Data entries
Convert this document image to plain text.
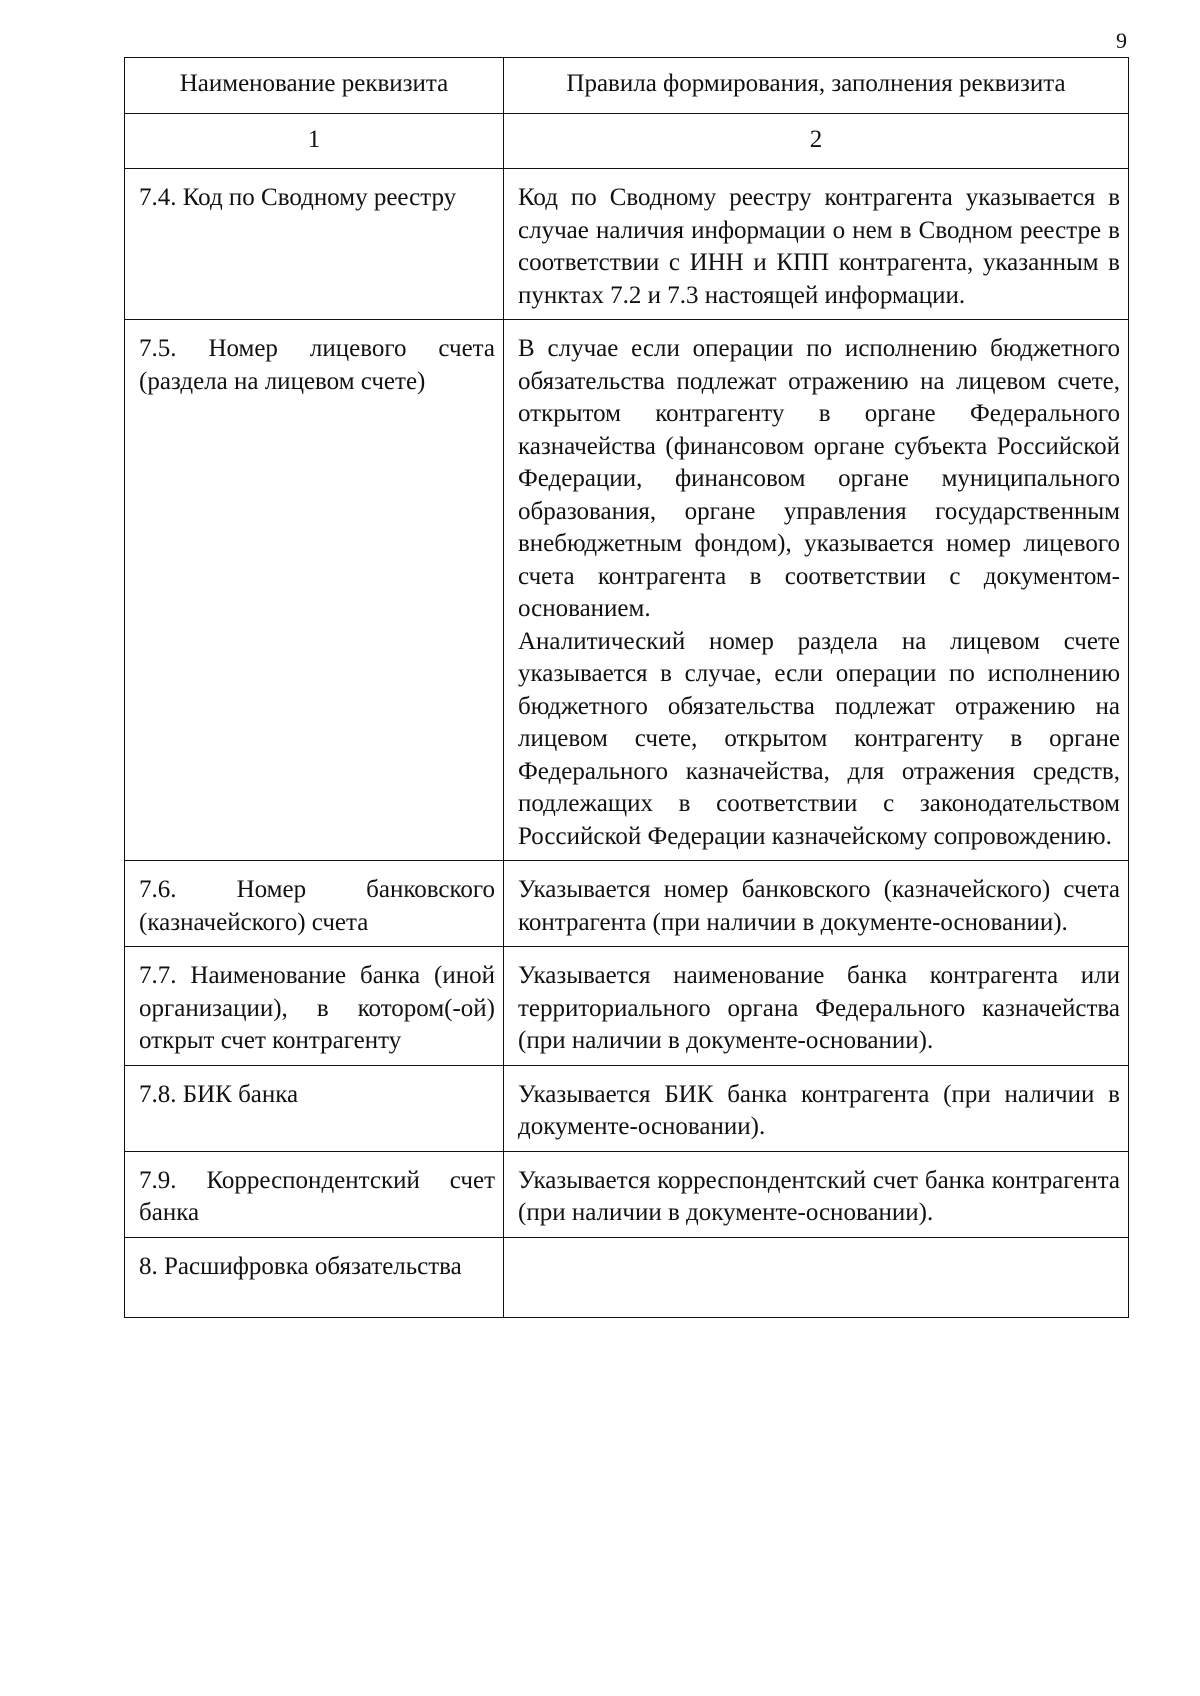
9
Наименование реквизита	Правила формирования, заполнения реквизита
1	2
7.4. Код по Сводному реестру	Код по Сводному реестру контрагента указывается в случае наличия информации о нем в Сводном реестре в соответствии с ИНН и КПП контрагента, указанным в пунктах 7.2 и 7.3 настоящей информации.

7.5. Номер лицевого счета (раздела на лицевом счете)	В случае если операции по исполнению бюджетного обязательства подлежат отражению на лицевом счете, открытом контрагенту в органе Федерального казначейства (финансовом органе субъекта Российской Федерации, финансовом органе муниципального образования, органе управления государственным внебюджетным фондом), указывается номер лицевого счета контрагента в соответствии с документом-основанием.
Аналитический номер раздела на лицевом счете указывается в случае, если операции по исполнению бюджетного обязательства подлежат отражению на лицевом счете, открытом контрагенту в органе Федерального казначейства, для отражения средств, подлежащих в соответствии с законодательством Российской Федерации казначейскому сопровождению.

7.6. Номер банковского (казначейского) счета	Указывается номер банковского (казначейского) счета контрагента (при наличии в документе-основании).

7.7. Наименование банка (иной организации), в котором(-ой) открыт счет контрагенту	Указывается наименование банка контрагента или территориального органа Федерального казначейства (при наличии в документе-основании).

7.8. БИК банка	Указывается БИК банка контрагента (при наличии в документе-основании).

7.9. Корреспондентский счет банка	Указывается корреспондентский счет банка контрагента (при наличии в документе-основании).

8. Расшифровка обязательства	
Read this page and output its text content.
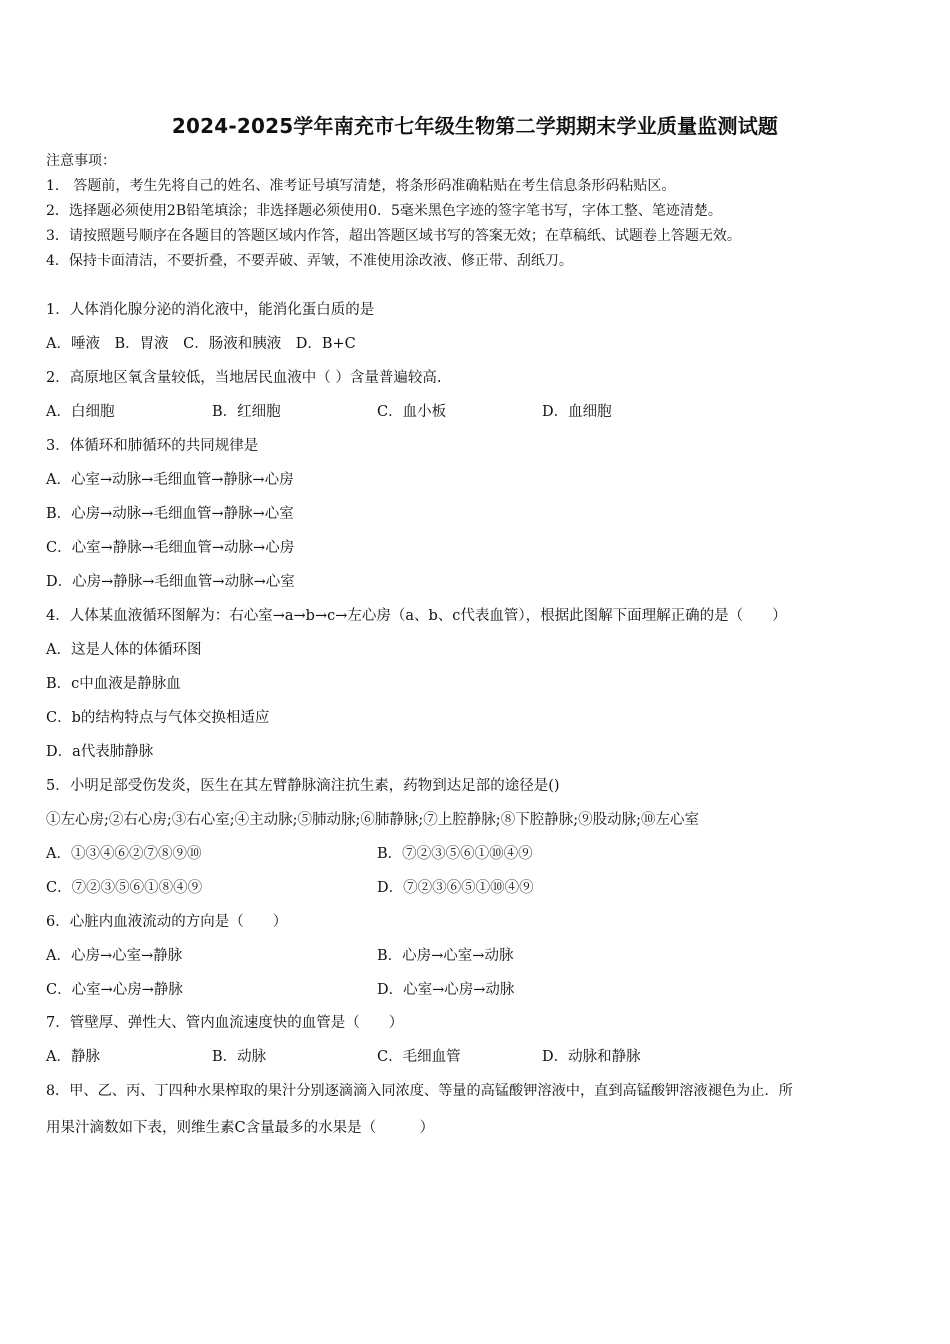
2024-2025学年南充市七年级生物第二学期期末学业质量监测试题
注意事项：
1． 答题前，考生先将自己的姓名、准考证号填写清楚，将条形码准确粘贴在考生信息条形码粘贴区。
2．选择题必须使用2B铅笔填涂；非选择题必须使用0．5毫米黑色字迹的签字笔书写，字体工整、笔迹清楚。
3．请按照题号顺序在各题目的答题区域内作答，超出答题区域书写的答案无效；在草稿纸、试题卷上答题无效。
4．保持卡面清洁，不要折叠，不要弄破、弄皱，不准使用涂改液、修正带、刮纸刀。
1．人体消化腺分泌的消化液中，能消化蛋白质的是
A．唾液　B．胃液　C．肠液和胰液　D．B+C
2．高原地区氧含量较低，当地居民血液中（ ）含量普遍较高.
A．白细胞	B．红细胞	C．血小板	D．血细胞
3．体循环和肺循环的共同规律是
A．心室→动脉→毛细血管→静脉→心房
B．心房→动脉→毛细血管→静脉→心室
C．心室→静脉→毛细血管→动脉→心房
D．心房→静脉→毛细血管→动脉→心室
4．人体某血液循环图解为：右心室→a→b→c→左心房（a、b、c代表血管），根据此图解下面理解正确的是（　　）
A．这是人体的体循环图
B．c中血液是静脉血
C．b的结构特点与气体交换相适应
D．a代表肺静脉
5．小明足部受伤发炎，医生在其左臂静脉滴注抗生素，药物到达足部的途径是()
①左心房;②右心房;③右心室;④主动脉;⑤肺动脉;⑥肺静脉;⑦上腔静脉;⑧下腔静脉;⑨股动脉;⑩左心室
A．①③④⑥②⑦⑧⑨⑩	B．⑦②③⑤⑥①⑩④⑨
C．⑦②③⑤⑥①⑧④⑨	D．⑦②③⑥⑤①⑩④⑨
6．心脏内血液流动的方向是（　　）
A．心房→心室→静脉	B．心房→心室→动脉
C．心室→心房→静脉	D．心室→心房→动脉
7．管壁厚、弹性大、管内血流速度快的血管是（　　）
A．静脉	B．动脉	C．毛细血管	D．动脉和静脉
8．甲、乙、丙、丁四种水果榨取的果汁分别逐滴滴入同浓度、等量的高锰酸钾溶液中，直到高锰酸钾溶液褪色为止．所
用果汁滴数如下表，则维生素C含量最多的水果是（　　　）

YOUR GOAL:
Do not include the images; transcribe the rest of the listing exactly.

WORKED SOLUTION:
Convert this document image to plain text.
9
Наименование реквизита	Правила формирования, заполнения реквизита
1	2
7.4. Код по Сводному реестру	Код по Сводному реестру контрагента указывается в случае наличия информации о нем в Сводном реестре в соответствии с ИНН и КПП контрагента, указанным в пунктах 7.2 и 7.3 настоящей информации.

7.5. Номер лицевого счета (раздела на лицевом счете)	В случае если операции по исполнению бюджетного обязательства подлежат отражению на лицевом счете, открытом контрагенту в органе Федерального казначейства (финансовом органе субъекта Российской Федерации, финансовом органе муниципального образования, органе управления государственным внебюджетным фондом), указывается номер лицевого счета контрагента в соответствии с документом-основанием.
Аналитический номер раздела на лицевом счете указывается в случае, если операции по исполнению бюджетного обязательства подлежат отражению на лицевом счете, открытом контрагенту в органе Федерального казначейства, для отражения средств, подлежащих в соответствии с законодательством Российской Федерации казначейскому сопровождению.

7.6. Номер банковского (казначейского) счета	Указывается номер банковского (казначейского) счета контрагента (при наличии в документе-основании).

7.7. Наименование банка (иной организации), в котором(-ой) открыт счет контрагенту	Указывается наименование банка контрагента или территориального органа Федерального казначейства (при наличии в документе-основании).

7.8. БИК банка	Указывается БИК банка контрагента (при наличии в документе-основании).

7.9. Корреспондентский счет банка	Указывается корреспондентский счет банка контрагента (при наличии в документе-основании).

8. Расшифровка обязательства	
Read this page and output its text content.
2024-2025学年南充市七年级生物第二学期期末学业质量监测试题
注意事项：
1． 答题前，考生先将自己的姓名、准考证号填写清楚，将条形码准确粘贴在考生信息条形码粘贴区。
2．选择题必须使用2B铅笔填涂；非选择题必须使用0．5毫米黑色字迹的签字笔书写，字体工整、笔迹清楚。
3．请按照题号顺序在各题目的答题区域内作答，超出答题区域书写的答案无效；在草稿纸、试题卷上答题无效。
4．保持卡面清洁，不要折叠，不要弄破、弄皱，不准使用涂改液、修正带、刮纸刀。
1．人体消化腺分泌的消化液中，能消化蛋白质的是
A．唾液　B．胃液　C．肠液和胰液　D．B+C
2．高原地区氧含量较低，当地居民血液中（ ）含量普遍较高.
A．白细胞	B．红细胞	C．血小板	D．血细胞
3．体循环和肺循环的共同规律是
A．心室→动脉→毛细血管→静脉→心房
B．心房→动脉→毛细血管→静脉→心室
C．心室→静脉→毛细血管→动脉→心房
D．心房→静脉→毛细血管→动脉→心室
4．人体某血液循环图解为：右心室→a→b→c→左心房（a、b、c代表血管），根据此图解下面理解正确的是（　　）
A．这是人体的体循环图
B．c中血液是静脉血
C．b的结构特点与气体交换相适应
D．a代表肺静脉
5．小明足部受伤发炎，医生在其左臂静脉滴注抗生素，药物到达足部的途径是()
①左心房;②右心房;③右心室;④主动脉;⑤肺动脉;⑥肺静脉;⑦上腔静脉;⑧下腔静脉;⑨股动脉;⑩左心室
A．①③④⑥②⑦⑧⑨⑩	B．⑦②③⑤⑥①⑩④⑨
C．⑦②③⑤⑥①⑧④⑨	D．⑦②③⑥⑤①⑩④⑨
6．心脏内血液流动的方向是（　　）
A．心房→心室→静脉	B．心房→心室→动脉
C．心室→心房→静脉	D．心室→心房→动脉
7．管壁厚、弹性大、管内血流速度快的血管是（　　）
A．静脉	B．动脉	C．毛细血管	D．动脉和静脉
8．甲、乙、丙、丁四种水果榨取的果汁分别逐滴滴入同浓度、等量的高锰酸钾溶液中，直到高锰酸钾溶液褪色为止．所
用果汁滴数如下表，则维生素C含量最多的水果是（　　　）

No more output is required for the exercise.